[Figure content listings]

**********

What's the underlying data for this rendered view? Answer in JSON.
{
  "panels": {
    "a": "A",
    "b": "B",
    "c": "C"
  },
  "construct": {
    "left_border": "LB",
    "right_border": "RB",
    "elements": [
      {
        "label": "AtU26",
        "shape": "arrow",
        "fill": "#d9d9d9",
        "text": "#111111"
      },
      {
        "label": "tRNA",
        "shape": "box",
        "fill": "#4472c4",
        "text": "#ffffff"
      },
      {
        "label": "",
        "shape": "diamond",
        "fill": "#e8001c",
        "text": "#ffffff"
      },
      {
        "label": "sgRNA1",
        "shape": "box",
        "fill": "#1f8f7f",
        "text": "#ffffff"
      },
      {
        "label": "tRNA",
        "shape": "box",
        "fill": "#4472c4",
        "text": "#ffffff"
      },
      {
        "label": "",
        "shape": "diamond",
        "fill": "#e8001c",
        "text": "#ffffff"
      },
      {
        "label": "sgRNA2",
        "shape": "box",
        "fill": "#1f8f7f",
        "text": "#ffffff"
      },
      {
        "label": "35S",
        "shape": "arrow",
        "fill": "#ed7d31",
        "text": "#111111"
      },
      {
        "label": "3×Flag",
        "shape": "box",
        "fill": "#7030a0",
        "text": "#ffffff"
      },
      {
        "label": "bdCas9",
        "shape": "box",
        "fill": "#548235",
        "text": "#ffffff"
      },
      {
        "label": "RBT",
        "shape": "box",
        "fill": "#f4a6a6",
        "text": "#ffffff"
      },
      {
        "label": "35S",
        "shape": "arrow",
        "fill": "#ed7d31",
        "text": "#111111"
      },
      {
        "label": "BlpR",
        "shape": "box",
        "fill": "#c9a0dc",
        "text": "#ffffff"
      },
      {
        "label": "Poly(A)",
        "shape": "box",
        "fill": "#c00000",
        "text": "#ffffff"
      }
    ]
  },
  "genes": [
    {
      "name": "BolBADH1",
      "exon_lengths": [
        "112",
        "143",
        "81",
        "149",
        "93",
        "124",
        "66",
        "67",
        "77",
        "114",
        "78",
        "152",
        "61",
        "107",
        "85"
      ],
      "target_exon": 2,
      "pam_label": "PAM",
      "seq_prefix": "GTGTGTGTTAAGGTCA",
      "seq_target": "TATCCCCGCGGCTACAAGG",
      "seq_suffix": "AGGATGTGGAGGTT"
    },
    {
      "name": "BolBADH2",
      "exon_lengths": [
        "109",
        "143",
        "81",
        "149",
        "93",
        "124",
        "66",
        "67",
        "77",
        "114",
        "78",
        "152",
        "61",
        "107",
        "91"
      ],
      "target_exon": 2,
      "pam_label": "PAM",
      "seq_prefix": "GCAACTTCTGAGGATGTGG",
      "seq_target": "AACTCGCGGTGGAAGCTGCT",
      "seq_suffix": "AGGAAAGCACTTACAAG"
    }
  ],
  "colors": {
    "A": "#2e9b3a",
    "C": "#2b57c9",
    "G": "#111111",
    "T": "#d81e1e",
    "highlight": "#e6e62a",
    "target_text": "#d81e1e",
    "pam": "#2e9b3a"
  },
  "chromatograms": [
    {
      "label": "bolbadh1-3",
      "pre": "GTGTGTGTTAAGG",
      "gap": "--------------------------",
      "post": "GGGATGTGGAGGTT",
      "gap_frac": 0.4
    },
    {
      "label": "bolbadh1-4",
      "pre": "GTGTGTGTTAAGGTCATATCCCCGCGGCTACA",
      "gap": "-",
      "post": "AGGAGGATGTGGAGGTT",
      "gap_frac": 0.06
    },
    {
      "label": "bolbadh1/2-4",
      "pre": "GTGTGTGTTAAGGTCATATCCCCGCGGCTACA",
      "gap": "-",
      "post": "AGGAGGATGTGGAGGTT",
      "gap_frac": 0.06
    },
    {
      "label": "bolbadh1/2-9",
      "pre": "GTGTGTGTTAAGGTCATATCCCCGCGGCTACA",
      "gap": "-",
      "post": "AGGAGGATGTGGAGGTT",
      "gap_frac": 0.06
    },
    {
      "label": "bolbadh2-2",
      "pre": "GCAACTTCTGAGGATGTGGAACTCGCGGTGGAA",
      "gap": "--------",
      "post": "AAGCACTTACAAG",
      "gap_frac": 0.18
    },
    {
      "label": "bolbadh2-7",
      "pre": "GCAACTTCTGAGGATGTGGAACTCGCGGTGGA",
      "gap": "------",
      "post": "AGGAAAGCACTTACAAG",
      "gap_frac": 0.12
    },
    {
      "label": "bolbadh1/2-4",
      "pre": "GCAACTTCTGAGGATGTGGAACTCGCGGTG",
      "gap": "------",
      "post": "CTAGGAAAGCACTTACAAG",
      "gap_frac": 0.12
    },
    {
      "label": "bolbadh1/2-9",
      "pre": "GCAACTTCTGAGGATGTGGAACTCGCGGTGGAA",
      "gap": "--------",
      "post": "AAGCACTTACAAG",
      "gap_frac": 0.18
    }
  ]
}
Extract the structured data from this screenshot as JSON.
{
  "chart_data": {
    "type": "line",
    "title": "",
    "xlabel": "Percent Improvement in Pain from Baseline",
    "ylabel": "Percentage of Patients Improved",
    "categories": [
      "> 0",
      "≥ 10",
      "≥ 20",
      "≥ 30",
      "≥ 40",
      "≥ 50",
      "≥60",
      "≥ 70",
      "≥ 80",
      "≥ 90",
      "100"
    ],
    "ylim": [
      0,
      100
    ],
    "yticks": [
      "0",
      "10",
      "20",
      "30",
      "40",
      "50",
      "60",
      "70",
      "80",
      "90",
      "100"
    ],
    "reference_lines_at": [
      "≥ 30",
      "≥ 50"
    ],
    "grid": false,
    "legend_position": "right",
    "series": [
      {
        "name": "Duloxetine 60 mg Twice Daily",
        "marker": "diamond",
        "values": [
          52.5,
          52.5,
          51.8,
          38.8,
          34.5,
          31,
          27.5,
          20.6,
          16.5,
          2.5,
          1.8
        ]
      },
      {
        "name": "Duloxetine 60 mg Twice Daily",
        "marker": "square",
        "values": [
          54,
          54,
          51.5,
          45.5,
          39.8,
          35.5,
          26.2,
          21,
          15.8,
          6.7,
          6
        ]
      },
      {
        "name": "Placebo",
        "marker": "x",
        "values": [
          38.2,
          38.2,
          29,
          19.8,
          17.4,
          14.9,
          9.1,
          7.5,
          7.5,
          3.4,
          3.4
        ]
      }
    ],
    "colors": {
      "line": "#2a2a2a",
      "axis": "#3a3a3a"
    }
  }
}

**********

** DIRECTIONS **
Each record must be restated word for word, including the last line.

** ANSWER SECTION **
What's the underlying data for this rendered view? Answer in JSON.
{
  "panels": {
    "a": "A",
    "b": "B",
    "c": "C"
  },
  "construct": {
    "left_border": "LB",
    "right_border": "RB",
    "elements": [
      {
        "label": "AtU26",
        "shape": "arrow",
        "fill": "#d9d9d9",
        "text": "#111111"
      },
      {
        "label": "tRNA",
        "shape": "box",
        "fill": "#4472c4",
        "text": "#ffffff"
      },
      {
        "label": "",
        "shape": "diamond",
        "fill": "#e8001c",
        "text": "#ffffff"
      },
      {
        "label": "sgRNA1",
        "shape": "box",
        "fill": "#1f8f7f",
        "text": "#ffffff"
      },
      {
        "label": "tRNA",
        "shape": "box",
        "fill": "#4472c4",
        "text": "#ffffff"
      },
      {
        "label": "",
        "shape": "diamond",
        "fill": "#e8001c",
        "text": "#ffffff"
      },
      {
        "label": "sgRNA2",
        "shape": "box",
        "fill": "#1f8f7f",
        "text": "#ffffff"
      },
      {
        "label": "35S",
        "shape": "arrow",
        "fill": "#ed7d31",
        "text": "#111111"
      },
      {
        "label": "3×Flag",
        "shape": "box",
        "fill": "#7030a0",
        "text": "#ffffff"
      },
      {
        "label": "bdCas9",
        "shape": "box",
        "fill": "#548235",
        "text": "#ffffff"
      },
      {
        "label": "RBT",
        "shape": "box",
        "fill": "#f4a6a6",
        "text": "#ffffff"
      },
      {
        "label": "35S",
        "shape": "arrow",
        "fill": "#ed7d31",
        "text": "#111111"
      },
      {
        "label": "BlpR",
        "shape": "box",
        "fill": "#c9a0dc",
        "text": "#ffffff"
      },
      {
        "label": "Poly(A)",
        "shape": "box",
        "fill": "#c00000",
        "text": "#ffffff"
      }
    ]
  },
  "genes": [
    {
      "name": "BolBADH1",
      "exon_lengths": [
        "112",
        "143",
        "81",
        "149",
        "93",
        "124",
        "66",
        "67",
        "77",
        "114",
        "78",
        "152",
        "61",
        "107",
        "85"
      ],
      "target_exon": 2,
      "pam_label": "PAM",
      "seq_prefix": "GTGTGTGTTAAGGTCA",
      "seq_target": "TATCCCCGCGGCTACAAGG",
      "seq_suffix": "AGGATGTGGAGGTT"
    },
    {
      "name": "BolBADH2",
      "exon_lengths": [
        "109",
        "143",
        "81",
        "149",
        "93",
        "124",
        "66",
        "67",
        "77",
        "114",
        "78",
        "152",
        "61",
        "107",
        "91"
      ],
      "target_exon": 2,
      "pam_label": "PAM",
      "seq_prefix": "GCAACTTCTGAGGATGTGG",
      "seq_target": "AACTCGCGGTGGAAGCTGCT",
      "seq_suffix": "AGGAAAGCACTTACAAG"
    }
  ],
  "colors": {
    "A": "#2e9b3a",
    "C": "#2b57c9",
    "G": "#111111",
    "T": "#d81e1e",
    "highlight": "#e6e62a",
    "target_text": "#d81e1e",
    "pam": "#2e9b3a"
  },
  "chromatograms": [
    {
      "label": "bolbadh1-3",
      "pre": "GTGTGTGTTAAGG",
      "gap": "--------------------------",
      "post": "GGGATGTGGAGGTT",
      "gap_frac": 0.4
    },
    {
      "label": "bolbadh1-4",
      "pre": "GTGTGTGTTAAGGTCATATCCCCGCGGCTACA",
      "gap": "-",
      "post": "AGGAGGATGTGGAGGTT",
      "gap_frac": 0.06
    },
    {
      "label": "bolbadh1/2-4",
      "pre": "GTGTGTGTTAAGGTCATATCCCCGCGGCTACA",
      "gap": "-",
      "post": "AGGAGGATGTGGAGGTT",
      "gap_frac": 0.06
    },
    {
      "label": "bolbadh1/2-9",
      "pre": "GTGTGTGTTAAGGTCATATCCCCGCGGCTACA",
      "gap": "-",
      "post": "AGGAGGATGTGGAGGTT",
      "gap_frac": 0.06
    },
    {
      "label": "bolbadh2-2",
      "pre": "GCAACTTCTGAGGATGTGGAACTCGCGGTGGAA",
      "gap": "--------",
      "post": "AAGCACTTACAAG",
      "gap_frac": 0.18
    },
    {
      "label": "bolbadh2-7",
      "pre": "GCAACTTCTGAGGATGTGGAACTCGCGGTGGA",
      "gap": "------",
      "post": "AGGAAAGCACTTACAAG",
      "gap_frac": 0.12
    },
    {
      "label": "bolbadh1/2-4",
      "pre": "GCAACTTCTGAGGATGTGGAACTCGCGGTG",
      "gap": "------",
      "post": "CTAGGAAAGCACTTACAAG",
      "gap_frac": 0.12
    },
    {
      "label": "bolbadh1/2-9",
      "pre": "GCAACTTCTGAGGATGTGGAACTCGCGGTGGAA",
      "gap": "--------",
      "post": "AAGCACTTACAAG",
      "gap_frac": 0.18
    }
  ]
}
Extract the structured data from this screenshot as JSON.
{
  "chart_data": {
    "type": "line",
    "title": "",
    "xlabel": "Percent Improvement in Pain from Baseline",
    "ylabel": "Percentage of Patients Improved",
    "categories": [
      "> 0",
      "≥ 10",
      "≥ 20",
      "≥ 30",
      "≥ 40",
      "≥ 50",
      "≥60",
      "≥ 70",
      "≥ 80",
      "≥ 90",
      "100"
    ],
    "ylim": [
      0,
      100
    ],
    "yticks": [
      "0",
      "10",
      "20",
      "30",
      "40",
      "50",
      "60",
      "70",
      "80",
      "90",
      "100"
    ],
    "reference_lines_at": [
      "≥ 30",
      "≥ 50"
    ],
    "grid": false,
    "legend_position": "right",
    "series": [
      {
        "name": "Duloxetine 60 mg Twice Daily",
        "marker": "diamond",
        "values": [
          52.5,
          52.5,
          51.8,
          38.8,
          34.5,
          31,
          27.5,
          20.6,
          16.5,
          2.5,
          1.8
        ]
      },
      {
        "name": "Duloxetine 60 mg Twice Daily",
        "marker": "square",
        "values": [
          54,
          54,
          51.5,
          45.5,
          39.8,
          35.5,
          26.2,
          21,
          15.8,
          6.7,
          6
        ]
      },
      {
        "name": "Placebo",
        "marker": "x",
        "values": [
          38.2,
          38.2,
          29,
          19.8,
          17.4,
          14.9,
          9.1,
          7.5,
          7.5,
          3.4,
          3.4
        ]
      }
    ],
    "colors": {
      "line": "#2a2a2a",
      "axis": "#3a3a3a"
    }
  }
}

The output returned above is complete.